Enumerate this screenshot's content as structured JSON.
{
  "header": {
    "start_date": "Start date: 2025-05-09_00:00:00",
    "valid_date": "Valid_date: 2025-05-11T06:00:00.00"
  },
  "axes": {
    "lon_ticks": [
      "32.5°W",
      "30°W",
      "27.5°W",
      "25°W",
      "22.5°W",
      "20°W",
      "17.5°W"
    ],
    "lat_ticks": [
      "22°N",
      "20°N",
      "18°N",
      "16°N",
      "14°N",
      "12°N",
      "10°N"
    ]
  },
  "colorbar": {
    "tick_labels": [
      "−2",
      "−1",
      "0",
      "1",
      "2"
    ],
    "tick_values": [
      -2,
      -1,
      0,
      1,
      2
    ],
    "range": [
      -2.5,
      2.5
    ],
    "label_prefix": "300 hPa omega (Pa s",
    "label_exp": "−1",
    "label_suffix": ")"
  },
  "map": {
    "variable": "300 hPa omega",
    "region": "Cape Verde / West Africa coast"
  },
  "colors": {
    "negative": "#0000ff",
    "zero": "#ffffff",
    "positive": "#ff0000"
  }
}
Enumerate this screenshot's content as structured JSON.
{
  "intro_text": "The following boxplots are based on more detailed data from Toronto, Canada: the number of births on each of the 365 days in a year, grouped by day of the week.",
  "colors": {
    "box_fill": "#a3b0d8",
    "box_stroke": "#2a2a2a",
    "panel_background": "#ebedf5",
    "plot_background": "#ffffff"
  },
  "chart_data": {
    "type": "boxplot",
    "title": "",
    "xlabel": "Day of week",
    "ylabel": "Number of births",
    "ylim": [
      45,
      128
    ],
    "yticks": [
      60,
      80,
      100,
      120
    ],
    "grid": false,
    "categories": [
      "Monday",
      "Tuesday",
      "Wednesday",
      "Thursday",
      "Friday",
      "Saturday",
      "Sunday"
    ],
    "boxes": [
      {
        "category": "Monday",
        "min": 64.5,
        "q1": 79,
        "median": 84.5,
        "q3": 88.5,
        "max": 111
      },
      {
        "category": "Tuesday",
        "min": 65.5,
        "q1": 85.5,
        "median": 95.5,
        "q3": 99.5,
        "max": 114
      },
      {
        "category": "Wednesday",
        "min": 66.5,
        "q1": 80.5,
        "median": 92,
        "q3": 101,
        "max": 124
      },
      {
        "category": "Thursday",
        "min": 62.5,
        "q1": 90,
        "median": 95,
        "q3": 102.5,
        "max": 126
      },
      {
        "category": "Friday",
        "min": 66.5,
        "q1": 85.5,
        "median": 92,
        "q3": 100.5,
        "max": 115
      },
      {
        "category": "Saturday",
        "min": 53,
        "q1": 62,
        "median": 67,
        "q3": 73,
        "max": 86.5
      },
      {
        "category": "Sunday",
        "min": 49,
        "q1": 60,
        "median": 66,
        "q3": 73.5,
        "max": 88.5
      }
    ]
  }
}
##############################
Stated exercise: Quote the entire listing above exactly.

Exercise result:
Enumerate this screenshot's content as structured JSON.
{
  "header": {
    "start_date": "Start date: 2025-05-09_00:00:00",
    "valid_date": "Valid_date: 2025-05-11T06:00:00.00"
  },
  "axes": {
    "lon_ticks": [
      "32.5°W",
      "30°W",
      "27.5°W",
      "25°W",
      "22.5°W",
      "20°W",
      "17.5°W"
    ],
    "lat_ticks": [
      "22°N",
      "20°N",
      "18°N",
      "16°N",
      "14°N",
      "12°N",
      "10°N"
    ]
  },
  "colorbar": {
    "tick_labels": [
      "−2",
      "−1",
      "0",
      "1",
      "2"
    ],
    "tick_values": [
      -2,
      -1,
      0,
      1,
      2
    ],
    "range": [
      -2.5,
      2.5
    ],
    "label_prefix": "300 hPa omega (Pa s",
    "label_exp": "−1",
    "label_suffix": ")"
  },
  "map": {
    "variable": "300 hPa omega",
    "region": "Cape Verde / West Africa coast"
  },
  "colors": {
    "negative": "#0000ff",
    "zero": "#ffffff",
    "positive": "#ff0000"
  }
}
Enumerate this screenshot's content as structured JSON.
{
  "intro_text": "The following boxplots are based on more detailed data from Toronto, Canada: the number of births on each of the 365 days in a year, grouped by day of the week.",
  "colors": {
    "box_fill": "#a3b0d8",
    "box_stroke": "#2a2a2a",
    "panel_background": "#ebedf5",
    "plot_background": "#ffffff"
  },
  "chart_data": {
    "type": "boxplot",
    "title": "",
    "xlabel": "Day of week",
    "ylabel": "Number of births",
    "ylim": [
      45,
      128
    ],
    "yticks": [
      60,
      80,
      100,
      120
    ],
    "grid": false,
    "categories": [
      "Monday",
      "Tuesday",
      "Wednesday",
      "Thursday",
      "Friday",
      "Saturday",
      "Sunday"
    ],
    "boxes": [
      {
        "category": "Monday",
        "min": 64.5,
        "q1": 79,
        "median": 84.5,
        "q3": 88.5,
        "max": 111
      },
      {
        "category": "Tuesday",
        "min": 65.5,
        "q1": 85.5,
        "median": 95.5,
        "q3": 99.5,
        "max": 114
      },
      {
        "category": "Wednesday",
        "min": 66.5,
        "q1": 80.5,
        "median": 92,
        "q3": 101,
        "max": 124
      },
      {
        "category": "Thursday",
        "min": 62.5,
        "q1": 90,
        "median": 95,
        "q3": 102.5,
        "max": 126
      },
      {
        "category": "Friday",
        "min": 66.5,
        "q1": 85.5,
        "median": 92,
        "q3": 100.5,
        "max": 115
      },
      {
        "category": "Saturday",
        "min": 53,
        "q1": 62,
        "median": 67,
        "q3": 73,
        "max": 86.5
      },
      {
        "category": "Sunday",
        "min": 49,
        "q1": 60,
        "median": 66,
        "q3": 73.5,
        "max": 88.5
      }
    ]
  }
}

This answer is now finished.